* [Texto para leitura]:

*-*-*

O Tribunal de Justiça de Minas Gerais (TJMG) autorizou, nesta terça-feira (20), a continuidade do funcionamento das nove escolas cívico-militares da rede estadual. A decisão, em caráter liminar, suspende os efeitos da determinação do Tribunal de Contas do Estado (TCE-MG), que havia ordenado o fim do programa a partir do ano letivo de 2026.
Na sentença, a juíza Janete Gomes Moreira argumentou que o órgão de controle extrapolou os limites de sua competência constitucional. Para a magistrada, o TCE interferiu no mérito de uma política pública educacional, cuja atribuição é exclusiva do Poder Executivo.
A decisão sustenta, com base em entendimentos do Supremo Tribunal Federal (STF), que as cortes de contas não possuem função de governo para substituir decisões administrativas.
“A suspensão de um programa já implementado ultrapassa a barreira do controle financeiro para substituir o juízo de conveniência do administrador público”, registrou a juíza na decisão.
A liminar destaca o risco de prejuízo imediato (“perigo na demora”) caso a determinação do TCE fosse mantida. Segundo Moreira, a interrupção abrupta do modelo comprometeria o planejamento do calendário escolar de 2026 e afetaria diretamente 6.083 alunos atualmente matriculados nas nove unidades geridas pelo modelo no estado.

*-*-*

* [Dados de compreensão de documentos]:

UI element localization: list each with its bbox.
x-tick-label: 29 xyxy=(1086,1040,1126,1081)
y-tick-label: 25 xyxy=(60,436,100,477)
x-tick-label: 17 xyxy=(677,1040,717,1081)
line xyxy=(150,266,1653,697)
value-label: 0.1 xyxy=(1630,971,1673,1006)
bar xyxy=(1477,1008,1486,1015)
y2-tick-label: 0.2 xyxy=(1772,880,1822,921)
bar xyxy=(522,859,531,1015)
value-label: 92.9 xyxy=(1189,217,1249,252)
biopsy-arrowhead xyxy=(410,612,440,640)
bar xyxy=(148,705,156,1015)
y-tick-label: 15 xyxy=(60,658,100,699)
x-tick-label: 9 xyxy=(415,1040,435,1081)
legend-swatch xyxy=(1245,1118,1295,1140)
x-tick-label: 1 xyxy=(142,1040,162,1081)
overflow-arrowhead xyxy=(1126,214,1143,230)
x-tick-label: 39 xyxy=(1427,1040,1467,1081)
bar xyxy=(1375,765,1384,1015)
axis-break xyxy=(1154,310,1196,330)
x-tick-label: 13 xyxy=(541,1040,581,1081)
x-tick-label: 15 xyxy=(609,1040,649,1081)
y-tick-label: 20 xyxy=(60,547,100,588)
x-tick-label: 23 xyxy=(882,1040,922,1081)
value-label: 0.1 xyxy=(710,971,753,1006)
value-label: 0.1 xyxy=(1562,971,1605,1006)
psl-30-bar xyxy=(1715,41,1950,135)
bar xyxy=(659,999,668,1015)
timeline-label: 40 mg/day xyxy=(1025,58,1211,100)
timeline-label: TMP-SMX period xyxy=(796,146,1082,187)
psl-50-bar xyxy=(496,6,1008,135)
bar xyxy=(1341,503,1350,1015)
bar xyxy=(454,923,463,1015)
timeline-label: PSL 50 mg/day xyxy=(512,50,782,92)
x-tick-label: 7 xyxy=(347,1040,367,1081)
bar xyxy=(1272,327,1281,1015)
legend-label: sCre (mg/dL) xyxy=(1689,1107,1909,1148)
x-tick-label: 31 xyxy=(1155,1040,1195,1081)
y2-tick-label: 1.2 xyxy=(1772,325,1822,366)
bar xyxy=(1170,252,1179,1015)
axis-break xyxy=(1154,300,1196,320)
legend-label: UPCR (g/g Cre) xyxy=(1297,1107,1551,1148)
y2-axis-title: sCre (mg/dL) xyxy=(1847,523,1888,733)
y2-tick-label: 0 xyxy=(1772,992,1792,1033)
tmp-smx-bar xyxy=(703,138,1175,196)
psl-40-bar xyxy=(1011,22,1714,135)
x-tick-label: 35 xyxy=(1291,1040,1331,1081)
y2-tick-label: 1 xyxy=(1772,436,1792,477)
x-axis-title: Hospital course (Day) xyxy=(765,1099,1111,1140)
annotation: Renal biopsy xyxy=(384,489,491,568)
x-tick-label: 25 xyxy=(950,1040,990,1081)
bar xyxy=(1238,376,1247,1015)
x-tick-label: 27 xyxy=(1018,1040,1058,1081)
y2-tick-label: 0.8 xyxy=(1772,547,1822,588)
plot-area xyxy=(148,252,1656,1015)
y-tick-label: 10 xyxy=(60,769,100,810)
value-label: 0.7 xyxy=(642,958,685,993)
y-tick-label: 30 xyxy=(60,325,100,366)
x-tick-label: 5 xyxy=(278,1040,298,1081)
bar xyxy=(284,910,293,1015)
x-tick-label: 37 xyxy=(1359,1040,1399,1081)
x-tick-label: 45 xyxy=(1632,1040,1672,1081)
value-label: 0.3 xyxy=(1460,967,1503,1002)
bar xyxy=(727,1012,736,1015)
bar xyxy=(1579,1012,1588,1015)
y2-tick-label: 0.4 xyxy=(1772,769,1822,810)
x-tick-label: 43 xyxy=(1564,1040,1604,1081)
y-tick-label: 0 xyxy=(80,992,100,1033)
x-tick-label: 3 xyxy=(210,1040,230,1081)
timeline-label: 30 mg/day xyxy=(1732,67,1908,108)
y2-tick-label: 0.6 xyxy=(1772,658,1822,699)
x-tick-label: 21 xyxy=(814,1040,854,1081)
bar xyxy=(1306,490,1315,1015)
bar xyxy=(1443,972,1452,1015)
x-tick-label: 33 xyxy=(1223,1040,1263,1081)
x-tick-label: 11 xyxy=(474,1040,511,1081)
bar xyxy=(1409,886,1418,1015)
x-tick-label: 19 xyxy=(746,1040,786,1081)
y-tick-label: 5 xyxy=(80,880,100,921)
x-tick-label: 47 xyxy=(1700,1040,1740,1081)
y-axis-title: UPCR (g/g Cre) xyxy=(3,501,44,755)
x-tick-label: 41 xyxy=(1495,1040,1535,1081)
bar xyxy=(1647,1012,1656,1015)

*-*-*

* [Tarefas a realizar]:
1) Segundo a notícia sobre as escolas cívico-militares, quantos alunos estão matriculados nas nove unidades do modelo?
2) Prossiga a notícia sobre as escolas cívico-militares em Minas Gerais a partir do ponto em que ela para.
A listagem não tem nenhum papel nestas tarefas.

* [Resultados por tarefa]:
1) 6.083 alunos.

2)
Com a decisão desta terça, o governo de Minas Gerais ganha fôlego na disputa jurídica. O Estado terá o prazo de 15 dias para apresentar novos argumentos à petição inicial e reforçar o pedido de manutenção definitiva do modelo cívico-militar.
O imbróglio jurídico se intensificou em 17 de dezembro, quando o TCE-MG decidiu, por maioria, negar um recurso do governo estadual e manter a ordem para encerrar o programa.
Na ocasião, os conselheiros entenderam que o modelo não atendia a requisitos legais e orçamentários, fixando o ano de 2026 como data limite para a transição das escolas de volta ao modelo regular.
Cinco dias após a decisão da Corte de Contas, o governo mineiro tentou uma primeira revisão judicial, que foi negada. À época, a juíza Lílian Bastos de Paula indeferiu o pedido por uma questão processual, apontando que a liminar não poderia ser concedida antes da publicação oficial do acórdão do julgamento pelo TCE.